--- Start of Extracted entries ---
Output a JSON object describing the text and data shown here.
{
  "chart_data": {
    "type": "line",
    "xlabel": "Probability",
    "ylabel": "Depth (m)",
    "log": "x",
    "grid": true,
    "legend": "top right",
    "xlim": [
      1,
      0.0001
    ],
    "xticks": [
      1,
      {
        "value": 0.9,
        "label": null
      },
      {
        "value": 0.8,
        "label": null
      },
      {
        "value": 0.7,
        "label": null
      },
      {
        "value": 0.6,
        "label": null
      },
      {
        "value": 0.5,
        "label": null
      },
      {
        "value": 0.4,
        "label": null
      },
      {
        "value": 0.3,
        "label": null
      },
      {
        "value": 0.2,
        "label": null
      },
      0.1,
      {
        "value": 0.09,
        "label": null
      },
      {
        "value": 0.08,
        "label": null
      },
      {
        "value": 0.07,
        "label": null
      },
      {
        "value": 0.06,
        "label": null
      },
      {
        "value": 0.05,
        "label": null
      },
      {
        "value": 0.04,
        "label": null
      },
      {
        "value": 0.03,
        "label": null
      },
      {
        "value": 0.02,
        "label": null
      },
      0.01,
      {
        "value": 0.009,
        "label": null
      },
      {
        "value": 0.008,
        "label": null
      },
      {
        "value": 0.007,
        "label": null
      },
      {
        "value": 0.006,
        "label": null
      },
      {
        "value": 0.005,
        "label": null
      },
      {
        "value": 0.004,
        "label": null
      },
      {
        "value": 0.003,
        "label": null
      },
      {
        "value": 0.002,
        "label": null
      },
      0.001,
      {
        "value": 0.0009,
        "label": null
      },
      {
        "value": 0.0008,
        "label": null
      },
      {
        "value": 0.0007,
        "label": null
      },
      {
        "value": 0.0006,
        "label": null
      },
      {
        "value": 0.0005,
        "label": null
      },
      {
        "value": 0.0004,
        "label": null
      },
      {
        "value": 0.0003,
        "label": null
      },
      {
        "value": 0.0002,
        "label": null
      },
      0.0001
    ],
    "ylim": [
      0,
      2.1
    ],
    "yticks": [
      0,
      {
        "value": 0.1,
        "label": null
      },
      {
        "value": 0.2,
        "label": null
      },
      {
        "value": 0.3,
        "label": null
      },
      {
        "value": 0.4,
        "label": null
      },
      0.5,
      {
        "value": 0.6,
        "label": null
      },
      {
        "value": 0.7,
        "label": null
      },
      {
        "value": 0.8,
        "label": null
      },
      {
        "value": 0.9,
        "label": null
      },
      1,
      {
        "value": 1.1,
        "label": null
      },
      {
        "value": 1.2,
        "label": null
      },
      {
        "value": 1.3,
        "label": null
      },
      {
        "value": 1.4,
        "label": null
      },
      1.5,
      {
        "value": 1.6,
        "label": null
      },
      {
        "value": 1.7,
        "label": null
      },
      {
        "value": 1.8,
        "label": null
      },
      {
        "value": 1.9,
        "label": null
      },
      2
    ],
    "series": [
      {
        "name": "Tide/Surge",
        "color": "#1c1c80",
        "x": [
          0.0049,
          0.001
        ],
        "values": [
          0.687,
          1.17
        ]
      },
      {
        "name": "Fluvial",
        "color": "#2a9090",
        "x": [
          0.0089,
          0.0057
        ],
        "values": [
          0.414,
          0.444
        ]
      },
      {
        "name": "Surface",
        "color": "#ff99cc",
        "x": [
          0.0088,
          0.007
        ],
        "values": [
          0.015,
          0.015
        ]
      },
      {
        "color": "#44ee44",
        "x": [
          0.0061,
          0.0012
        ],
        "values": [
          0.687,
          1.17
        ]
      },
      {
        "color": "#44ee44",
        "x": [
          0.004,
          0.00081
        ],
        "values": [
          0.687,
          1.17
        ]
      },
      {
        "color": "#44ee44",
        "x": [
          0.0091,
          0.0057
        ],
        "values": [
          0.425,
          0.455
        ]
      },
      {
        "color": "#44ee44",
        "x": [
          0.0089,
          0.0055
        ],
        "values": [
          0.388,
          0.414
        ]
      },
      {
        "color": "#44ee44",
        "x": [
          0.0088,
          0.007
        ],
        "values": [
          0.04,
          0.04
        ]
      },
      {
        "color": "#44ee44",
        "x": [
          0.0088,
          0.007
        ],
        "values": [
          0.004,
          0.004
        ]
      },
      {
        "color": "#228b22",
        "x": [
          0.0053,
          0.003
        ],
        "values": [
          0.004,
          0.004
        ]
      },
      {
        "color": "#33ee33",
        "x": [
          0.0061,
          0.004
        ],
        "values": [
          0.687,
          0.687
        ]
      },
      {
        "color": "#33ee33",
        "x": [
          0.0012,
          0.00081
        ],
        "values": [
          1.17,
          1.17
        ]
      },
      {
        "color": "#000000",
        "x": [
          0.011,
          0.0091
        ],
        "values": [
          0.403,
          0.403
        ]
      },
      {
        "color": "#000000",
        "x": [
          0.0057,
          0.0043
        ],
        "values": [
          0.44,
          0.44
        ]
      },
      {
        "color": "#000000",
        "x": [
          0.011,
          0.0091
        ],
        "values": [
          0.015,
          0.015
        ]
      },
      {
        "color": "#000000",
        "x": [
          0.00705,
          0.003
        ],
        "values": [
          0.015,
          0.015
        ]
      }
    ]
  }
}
--- End of Extracted entries ---
* **Short problem**
How many of the lines above contain the string "name"? Give the number only.

* **The reply**
3